• Records for the exercise:
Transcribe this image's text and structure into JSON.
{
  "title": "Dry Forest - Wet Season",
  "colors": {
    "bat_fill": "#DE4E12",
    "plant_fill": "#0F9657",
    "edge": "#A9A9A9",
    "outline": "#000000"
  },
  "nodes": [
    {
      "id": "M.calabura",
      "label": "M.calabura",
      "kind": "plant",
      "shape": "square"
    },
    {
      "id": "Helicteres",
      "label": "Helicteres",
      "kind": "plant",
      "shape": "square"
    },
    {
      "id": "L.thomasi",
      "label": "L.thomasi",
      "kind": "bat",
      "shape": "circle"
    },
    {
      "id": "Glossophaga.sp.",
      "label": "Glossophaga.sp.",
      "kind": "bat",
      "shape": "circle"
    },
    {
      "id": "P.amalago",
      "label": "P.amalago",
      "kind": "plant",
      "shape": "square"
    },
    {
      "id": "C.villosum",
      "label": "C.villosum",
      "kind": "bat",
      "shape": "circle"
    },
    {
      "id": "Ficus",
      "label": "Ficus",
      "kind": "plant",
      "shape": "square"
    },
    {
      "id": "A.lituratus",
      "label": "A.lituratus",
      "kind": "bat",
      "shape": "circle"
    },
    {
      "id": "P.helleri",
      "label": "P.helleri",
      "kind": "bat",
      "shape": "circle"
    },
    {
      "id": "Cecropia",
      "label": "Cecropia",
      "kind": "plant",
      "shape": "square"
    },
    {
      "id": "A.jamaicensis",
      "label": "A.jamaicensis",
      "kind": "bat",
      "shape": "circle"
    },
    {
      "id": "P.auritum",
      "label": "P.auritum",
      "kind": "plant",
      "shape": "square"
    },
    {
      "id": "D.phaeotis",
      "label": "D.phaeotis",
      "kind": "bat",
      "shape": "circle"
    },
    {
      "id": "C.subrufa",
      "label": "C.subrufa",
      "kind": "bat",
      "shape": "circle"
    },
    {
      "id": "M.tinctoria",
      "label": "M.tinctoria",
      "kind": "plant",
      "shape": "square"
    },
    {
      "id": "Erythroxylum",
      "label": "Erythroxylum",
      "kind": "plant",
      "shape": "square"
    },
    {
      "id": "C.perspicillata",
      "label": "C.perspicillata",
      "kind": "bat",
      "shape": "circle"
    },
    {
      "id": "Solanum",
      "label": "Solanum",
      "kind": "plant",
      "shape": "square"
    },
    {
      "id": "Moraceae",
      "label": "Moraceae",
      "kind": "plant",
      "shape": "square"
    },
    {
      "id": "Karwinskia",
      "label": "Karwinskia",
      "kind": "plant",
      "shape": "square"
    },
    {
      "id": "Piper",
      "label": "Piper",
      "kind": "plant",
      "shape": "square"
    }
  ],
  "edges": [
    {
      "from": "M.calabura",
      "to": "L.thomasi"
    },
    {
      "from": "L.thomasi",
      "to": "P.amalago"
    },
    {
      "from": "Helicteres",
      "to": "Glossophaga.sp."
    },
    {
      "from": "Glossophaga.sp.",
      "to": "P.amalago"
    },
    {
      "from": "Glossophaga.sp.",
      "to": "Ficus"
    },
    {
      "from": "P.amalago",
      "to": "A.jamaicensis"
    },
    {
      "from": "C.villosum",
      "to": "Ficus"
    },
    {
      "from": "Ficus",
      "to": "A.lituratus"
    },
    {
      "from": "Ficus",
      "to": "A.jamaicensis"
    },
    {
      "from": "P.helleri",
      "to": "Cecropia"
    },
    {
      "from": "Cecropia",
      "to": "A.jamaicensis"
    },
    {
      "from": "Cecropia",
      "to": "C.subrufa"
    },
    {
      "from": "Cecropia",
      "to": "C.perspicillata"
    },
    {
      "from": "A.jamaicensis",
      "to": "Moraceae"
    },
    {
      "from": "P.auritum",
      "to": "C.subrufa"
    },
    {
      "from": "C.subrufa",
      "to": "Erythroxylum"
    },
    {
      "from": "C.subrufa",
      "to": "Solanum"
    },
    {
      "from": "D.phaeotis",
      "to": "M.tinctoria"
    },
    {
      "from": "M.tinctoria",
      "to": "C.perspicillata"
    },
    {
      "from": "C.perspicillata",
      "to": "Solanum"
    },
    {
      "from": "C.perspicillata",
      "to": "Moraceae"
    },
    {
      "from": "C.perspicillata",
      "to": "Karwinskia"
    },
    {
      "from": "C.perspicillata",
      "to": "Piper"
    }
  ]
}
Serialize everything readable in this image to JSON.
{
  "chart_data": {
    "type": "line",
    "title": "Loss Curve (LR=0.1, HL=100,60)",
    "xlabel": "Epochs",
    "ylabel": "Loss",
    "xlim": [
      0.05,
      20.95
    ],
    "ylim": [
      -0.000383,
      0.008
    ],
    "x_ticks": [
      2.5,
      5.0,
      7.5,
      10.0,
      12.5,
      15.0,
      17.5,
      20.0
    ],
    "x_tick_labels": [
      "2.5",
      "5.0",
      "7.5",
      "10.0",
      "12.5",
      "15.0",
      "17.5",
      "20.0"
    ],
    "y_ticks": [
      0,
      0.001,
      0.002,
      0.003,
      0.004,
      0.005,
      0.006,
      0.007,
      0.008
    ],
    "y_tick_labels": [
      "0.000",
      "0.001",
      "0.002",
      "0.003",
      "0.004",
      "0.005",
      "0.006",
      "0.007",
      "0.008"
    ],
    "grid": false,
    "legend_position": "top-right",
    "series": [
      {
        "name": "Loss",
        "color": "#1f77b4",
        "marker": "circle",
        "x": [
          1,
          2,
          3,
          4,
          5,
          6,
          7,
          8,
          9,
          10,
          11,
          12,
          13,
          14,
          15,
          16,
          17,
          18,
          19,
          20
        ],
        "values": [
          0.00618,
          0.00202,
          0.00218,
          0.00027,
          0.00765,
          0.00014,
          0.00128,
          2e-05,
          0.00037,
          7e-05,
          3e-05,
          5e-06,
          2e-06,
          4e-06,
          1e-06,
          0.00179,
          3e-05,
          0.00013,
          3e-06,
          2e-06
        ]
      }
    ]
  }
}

• Given exercise: Word for word, write out the data.

• Answer for this exercise:
Transcribe this image's text and structure into JSON.
{
  "title": "Dry Forest - Wet Season",
  "colors": {
    "bat_fill": "#DE4E12",
    "plant_fill": "#0F9657",
    "edge": "#A9A9A9",
    "outline": "#000000"
  },
  "nodes": [
    {
      "id": "M.calabura",
      "label": "M.calabura",
      "kind": "plant",
      "shape": "square"
    },
    {
      "id": "Helicteres",
      "label": "Helicteres",
      "kind": "plant",
      "shape": "square"
    },
    {
      "id": "L.thomasi",
      "label": "L.thomasi",
      "kind": "bat",
      "shape": "circle"
    },
    {
      "id": "Glossophaga.sp.",
      "label": "Glossophaga.sp.",
      "kind": "bat",
      "shape": "circle"
    },
    {
      "id": "P.amalago",
      "label": "P.amalago",
      "kind": "plant",
      "shape": "square"
    },
    {
      "id": "C.villosum",
      "label": "C.villosum",
      "kind": "bat",
      "shape": "circle"
    },
    {
      "id": "Ficus",
      "label": "Ficus",
      "kind": "plant",
      "shape": "square"
    },
    {
      "id": "A.lituratus",
      "label": "A.lituratus",
      "kind": "bat",
      "shape": "circle"
    },
    {
      "id": "P.helleri",
      "label": "P.helleri",
      "kind": "bat",
      "shape": "circle"
    },
    {
      "id": "Cecropia",
      "label": "Cecropia",
      "kind": "plant",
      "shape": "square"
    },
    {
      "id": "A.jamaicensis",
      "label": "A.jamaicensis",
      "kind": "bat",
      "shape": "circle"
    },
    {
      "id": "P.auritum",
      "label": "P.auritum",
      "kind": "plant",
      "shape": "square"
    },
    {
      "id": "D.phaeotis",
      "label": "D.phaeotis",
      "kind": "bat",
      "shape": "circle"
    },
    {
      "id": "C.subrufa",
      "label": "C.subrufa",
      "kind": "bat",
      "shape": "circle"
    },
    {
      "id": "M.tinctoria",
      "label": "M.tinctoria",
      "kind": "plant",
      "shape": "square"
    },
    {
      "id": "Erythroxylum",
      "label": "Erythroxylum",
      "kind": "plant",
      "shape": "square"
    },
    {
      "id": "C.perspicillata",
      "label": "C.perspicillata",
      "kind": "bat",
      "shape": "circle"
    },
    {
      "id": "Solanum",
      "label": "Solanum",
      "kind": "plant",
      "shape": "square"
    },
    {
      "id": "Moraceae",
      "label": "Moraceae",
      "kind": "plant",
      "shape": "square"
    },
    {
      "id": "Karwinskia",
      "label": "Karwinskia",
      "kind": "plant",
      "shape": "square"
    },
    {
      "id": "Piper",
      "label": "Piper",
      "kind": "plant",
      "shape": "square"
    }
  ],
  "edges": [
    {
      "from": "M.calabura",
      "to": "L.thomasi"
    },
    {
      "from": "L.thomasi",
      "to": "P.amalago"
    },
    {
      "from": "Helicteres",
      "to": "Glossophaga.sp."
    },
    {
      "from": "Glossophaga.sp.",
      "to": "P.amalago"
    },
    {
      "from": "Glossophaga.sp.",
      "to": "Ficus"
    },
    {
      "from": "P.amalago",
      "to": "A.jamaicensis"
    },
    {
      "from": "C.villosum",
      "to": "Ficus"
    },
    {
      "from": "Ficus",
      "to": "A.lituratus"
    },
    {
      "from": "Ficus",
      "to": "A.jamaicensis"
    },
    {
      "from": "P.helleri",
      "to": "Cecropia"
    },
    {
      "from": "Cecropia",
      "to": "A.jamaicensis"
    },
    {
      "from": "Cecropia",
      "to": "C.subrufa"
    },
    {
      "from": "Cecropia",
      "to": "C.perspicillata"
    },
    {
      "from": "A.jamaicensis",
      "to": "Moraceae"
    },
    {
      "from": "P.auritum",
      "to": "C.subrufa"
    },
    {
      "from": "C.subrufa",
      "to": "Erythroxylum"
    },
    {
      "from": "C.subrufa",
      "to": "Solanum"
    },
    {
      "from": "D.phaeotis",
      "to": "M.tinctoria"
    },
    {
      "from": "M.tinctoria",
      "to": "C.perspicillata"
    },
    {
      "from": "C.perspicillata",
      "to": "Solanum"
    },
    {
      "from": "C.perspicillata",
      "to": "Moraceae"
    },
    {
      "from": "C.perspicillata",
      "to": "Karwinskia"
    },
    {
      "from": "C.perspicillata",
      "to": "Piper"
    }
  ]
}
Serialize everything readable in this image to JSON.
{
  "chart_data": {
    "type": "line",
    "title": "Loss Curve (LR=0.1, HL=100,60)",
    "xlabel": "Epochs",
    "ylabel": "Loss",
    "xlim": [
      0.05,
      20.95
    ],
    "ylim": [
      -0.000383,
      0.008
    ],
    "x_ticks": [
      2.5,
      5.0,
      7.5,
      10.0,
      12.5,
      15.0,
      17.5,
      20.0
    ],
    "x_tick_labels": [
      "2.5",
      "5.0",
      "7.5",
      "10.0",
      "12.5",
      "15.0",
      "17.5",
      "20.0"
    ],
    "y_ticks": [
      0,
      0.001,
      0.002,
      0.003,
      0.004,
      0.005,
      0.006,
      0.007,
      0.008
    ],
    "y_tick_labels": [
      "0.000",
      "0.001",
      "0.002",
      "0.003",
      "0.004",
      "0.005",
      "0.006",
      "0.007",
      "0.008"
    ],
    "grid": false,
    "legend_position": "top-right",
    "series": [
      {
        "name": "Loss",
        "color": "#1f77b4",
        "marker": "circle",
        "x": [
          1,
          2,
          3,
          4,
          5,
          6,
          7,
          8,
          9,
          10,
          11,
          12,
          13,
          14,
          15,
          16,
          17,
          18,
          19,
          20
        ],
        "values": [
          0.00618,
          0.00202,
          0.00218,
          0.00027,
          0.00765,
          0.00014,
          0.00128,
          2e-05,
          0.00037,
          7e-05,
          3e-05,
          5e-06,
          2e-06,
          4e-06,
          1e-06,
          0.00179,
          3e-05,
          0.00013,
          3e-06,
          2e-06
        ]
      }
    ]
  }
}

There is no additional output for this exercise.